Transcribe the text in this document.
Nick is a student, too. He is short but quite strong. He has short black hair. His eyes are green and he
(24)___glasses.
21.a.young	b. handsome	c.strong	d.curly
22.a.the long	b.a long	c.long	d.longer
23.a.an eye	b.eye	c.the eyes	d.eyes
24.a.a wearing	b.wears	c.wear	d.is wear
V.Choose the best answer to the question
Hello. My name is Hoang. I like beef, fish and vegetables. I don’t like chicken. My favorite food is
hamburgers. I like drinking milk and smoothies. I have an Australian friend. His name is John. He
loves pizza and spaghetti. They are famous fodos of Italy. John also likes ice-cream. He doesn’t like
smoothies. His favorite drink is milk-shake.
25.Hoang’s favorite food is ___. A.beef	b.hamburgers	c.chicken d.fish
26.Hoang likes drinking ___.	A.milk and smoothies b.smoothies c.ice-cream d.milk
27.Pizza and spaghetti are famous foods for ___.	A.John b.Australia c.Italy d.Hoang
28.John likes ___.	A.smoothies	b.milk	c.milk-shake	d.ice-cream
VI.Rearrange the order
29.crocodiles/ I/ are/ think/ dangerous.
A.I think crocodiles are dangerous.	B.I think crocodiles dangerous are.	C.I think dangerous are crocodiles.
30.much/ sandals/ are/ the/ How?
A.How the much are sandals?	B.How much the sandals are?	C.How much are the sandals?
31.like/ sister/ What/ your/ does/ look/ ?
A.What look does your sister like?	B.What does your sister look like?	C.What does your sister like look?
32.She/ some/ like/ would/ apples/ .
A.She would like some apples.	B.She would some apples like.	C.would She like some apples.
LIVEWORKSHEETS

▸ **TASK REQUIREMENTS**:
Search the entries for "chicken" and copy out each line that has it.

▸ **EXERCISE OUTPUT**:
Hello. My name is Hoang. I like beef, fish and vegetables. I don’t like chicken. My favorite food is
25.Hoang’s favorite food is ___. A.beef	b.hamburgers	c.chicken d.fish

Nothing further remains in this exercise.